▶ [Given instruction]:
Give everything from the start of the data down to and including the line containing "sidebar-item-admin[interactable]: Администрирование <box>0" as a JSON list of strings, one string per line, with blank lines omitted.

Recorded data
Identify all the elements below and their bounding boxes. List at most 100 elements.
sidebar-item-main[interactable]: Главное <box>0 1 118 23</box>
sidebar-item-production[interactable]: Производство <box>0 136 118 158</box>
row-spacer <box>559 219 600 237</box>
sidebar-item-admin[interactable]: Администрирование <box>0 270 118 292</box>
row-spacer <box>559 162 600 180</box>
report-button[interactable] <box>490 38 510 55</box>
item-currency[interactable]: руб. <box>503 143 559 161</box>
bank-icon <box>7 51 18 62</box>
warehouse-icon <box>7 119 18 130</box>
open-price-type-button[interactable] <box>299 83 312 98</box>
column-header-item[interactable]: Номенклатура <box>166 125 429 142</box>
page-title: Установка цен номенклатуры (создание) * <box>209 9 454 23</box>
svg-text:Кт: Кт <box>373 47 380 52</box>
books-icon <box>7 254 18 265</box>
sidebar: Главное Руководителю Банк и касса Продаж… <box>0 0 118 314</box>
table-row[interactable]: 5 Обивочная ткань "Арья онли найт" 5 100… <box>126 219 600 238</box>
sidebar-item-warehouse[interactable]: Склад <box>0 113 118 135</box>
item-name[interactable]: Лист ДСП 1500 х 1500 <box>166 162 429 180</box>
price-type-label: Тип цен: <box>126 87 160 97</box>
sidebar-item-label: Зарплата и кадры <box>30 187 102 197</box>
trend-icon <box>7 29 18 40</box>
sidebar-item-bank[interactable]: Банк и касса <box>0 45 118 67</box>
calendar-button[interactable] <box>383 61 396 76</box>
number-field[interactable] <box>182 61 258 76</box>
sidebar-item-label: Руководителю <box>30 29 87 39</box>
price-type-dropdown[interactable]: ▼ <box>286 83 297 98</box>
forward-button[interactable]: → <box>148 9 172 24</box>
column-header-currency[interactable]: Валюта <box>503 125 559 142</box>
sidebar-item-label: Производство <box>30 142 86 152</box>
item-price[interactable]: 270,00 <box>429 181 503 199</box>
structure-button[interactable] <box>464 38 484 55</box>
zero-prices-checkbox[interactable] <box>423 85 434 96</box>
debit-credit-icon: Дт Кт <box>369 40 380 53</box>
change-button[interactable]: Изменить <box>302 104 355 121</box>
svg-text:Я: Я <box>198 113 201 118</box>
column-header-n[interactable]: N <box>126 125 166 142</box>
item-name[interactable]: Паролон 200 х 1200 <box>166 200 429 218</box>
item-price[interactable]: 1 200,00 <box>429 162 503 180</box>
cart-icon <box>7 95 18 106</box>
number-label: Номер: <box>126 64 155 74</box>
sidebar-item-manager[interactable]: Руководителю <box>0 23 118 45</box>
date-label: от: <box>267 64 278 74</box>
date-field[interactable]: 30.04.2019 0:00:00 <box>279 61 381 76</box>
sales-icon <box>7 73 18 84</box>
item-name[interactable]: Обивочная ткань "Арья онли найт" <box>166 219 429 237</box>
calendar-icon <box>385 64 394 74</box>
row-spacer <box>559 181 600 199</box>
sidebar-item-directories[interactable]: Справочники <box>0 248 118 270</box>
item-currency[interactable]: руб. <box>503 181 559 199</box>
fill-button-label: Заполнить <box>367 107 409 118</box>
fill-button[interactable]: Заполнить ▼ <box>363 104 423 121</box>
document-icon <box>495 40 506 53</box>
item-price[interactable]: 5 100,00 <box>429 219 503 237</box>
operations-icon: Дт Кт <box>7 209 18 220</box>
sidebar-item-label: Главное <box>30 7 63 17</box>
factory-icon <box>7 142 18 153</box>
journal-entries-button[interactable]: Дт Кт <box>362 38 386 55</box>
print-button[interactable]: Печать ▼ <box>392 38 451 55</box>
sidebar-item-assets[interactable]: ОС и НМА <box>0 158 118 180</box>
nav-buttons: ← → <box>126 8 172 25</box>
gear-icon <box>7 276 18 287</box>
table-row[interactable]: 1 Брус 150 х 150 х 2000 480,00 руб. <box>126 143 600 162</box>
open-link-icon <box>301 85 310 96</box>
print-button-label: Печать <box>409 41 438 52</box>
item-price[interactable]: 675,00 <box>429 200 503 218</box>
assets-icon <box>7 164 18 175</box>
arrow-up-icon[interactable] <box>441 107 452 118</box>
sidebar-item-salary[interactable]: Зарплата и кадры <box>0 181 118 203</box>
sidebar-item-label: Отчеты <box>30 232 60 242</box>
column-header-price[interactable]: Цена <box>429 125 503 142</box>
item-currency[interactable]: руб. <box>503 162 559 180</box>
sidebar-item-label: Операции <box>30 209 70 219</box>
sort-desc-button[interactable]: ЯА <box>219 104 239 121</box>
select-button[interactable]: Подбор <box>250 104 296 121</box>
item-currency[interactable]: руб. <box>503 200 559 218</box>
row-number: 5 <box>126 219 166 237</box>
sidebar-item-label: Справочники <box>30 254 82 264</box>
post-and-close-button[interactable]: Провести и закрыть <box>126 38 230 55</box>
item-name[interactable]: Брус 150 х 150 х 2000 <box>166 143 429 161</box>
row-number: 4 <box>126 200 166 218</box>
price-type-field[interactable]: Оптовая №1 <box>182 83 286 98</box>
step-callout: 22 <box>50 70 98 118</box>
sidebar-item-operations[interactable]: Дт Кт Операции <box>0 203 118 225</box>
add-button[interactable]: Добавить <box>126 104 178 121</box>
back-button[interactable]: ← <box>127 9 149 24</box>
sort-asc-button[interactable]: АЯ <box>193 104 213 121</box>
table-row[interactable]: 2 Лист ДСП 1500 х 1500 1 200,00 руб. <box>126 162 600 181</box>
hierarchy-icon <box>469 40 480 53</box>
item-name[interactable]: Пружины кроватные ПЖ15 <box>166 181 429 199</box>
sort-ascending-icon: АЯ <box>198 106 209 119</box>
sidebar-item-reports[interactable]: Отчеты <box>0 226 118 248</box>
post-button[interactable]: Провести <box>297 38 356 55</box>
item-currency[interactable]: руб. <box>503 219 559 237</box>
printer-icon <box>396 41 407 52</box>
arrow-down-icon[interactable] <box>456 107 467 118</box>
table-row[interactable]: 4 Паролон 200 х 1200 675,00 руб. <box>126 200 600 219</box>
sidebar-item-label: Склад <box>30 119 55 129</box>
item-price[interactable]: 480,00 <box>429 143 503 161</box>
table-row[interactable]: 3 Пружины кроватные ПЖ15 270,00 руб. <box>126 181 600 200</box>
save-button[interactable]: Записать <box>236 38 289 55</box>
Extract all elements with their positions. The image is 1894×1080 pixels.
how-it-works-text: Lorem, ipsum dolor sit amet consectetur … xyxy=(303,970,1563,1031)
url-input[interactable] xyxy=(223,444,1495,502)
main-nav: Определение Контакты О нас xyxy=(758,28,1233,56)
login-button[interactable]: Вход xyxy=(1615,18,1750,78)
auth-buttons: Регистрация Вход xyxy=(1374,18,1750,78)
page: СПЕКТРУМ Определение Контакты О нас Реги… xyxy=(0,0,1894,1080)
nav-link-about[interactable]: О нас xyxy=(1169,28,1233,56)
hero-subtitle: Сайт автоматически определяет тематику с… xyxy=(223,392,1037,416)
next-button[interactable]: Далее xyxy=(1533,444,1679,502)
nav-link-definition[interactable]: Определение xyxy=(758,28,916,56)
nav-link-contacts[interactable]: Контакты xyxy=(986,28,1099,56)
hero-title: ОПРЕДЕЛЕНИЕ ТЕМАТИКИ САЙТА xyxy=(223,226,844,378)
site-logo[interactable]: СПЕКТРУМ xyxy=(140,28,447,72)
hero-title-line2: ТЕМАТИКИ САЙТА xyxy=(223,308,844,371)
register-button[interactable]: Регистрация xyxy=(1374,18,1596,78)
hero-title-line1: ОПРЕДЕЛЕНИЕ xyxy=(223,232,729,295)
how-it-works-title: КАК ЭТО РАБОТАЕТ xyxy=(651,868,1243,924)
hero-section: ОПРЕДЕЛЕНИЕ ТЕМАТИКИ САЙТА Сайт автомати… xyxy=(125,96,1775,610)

▶ [Result of this task]:
[
  "Identify all the elements below and their bounding boxes. List at most 100 elements.",
  "sidebar-item-main[interactable]: Главное <box>0 1 118 23</box>",
  "sidebar-item-production[interactable]: Производство <box>0 136 118 158</box>",
  "row-spacer <box>559 219 600 237</box>",
  "sidebar-item-admin[interactable]: Администрирование <box>0 270 118 292</box>"
]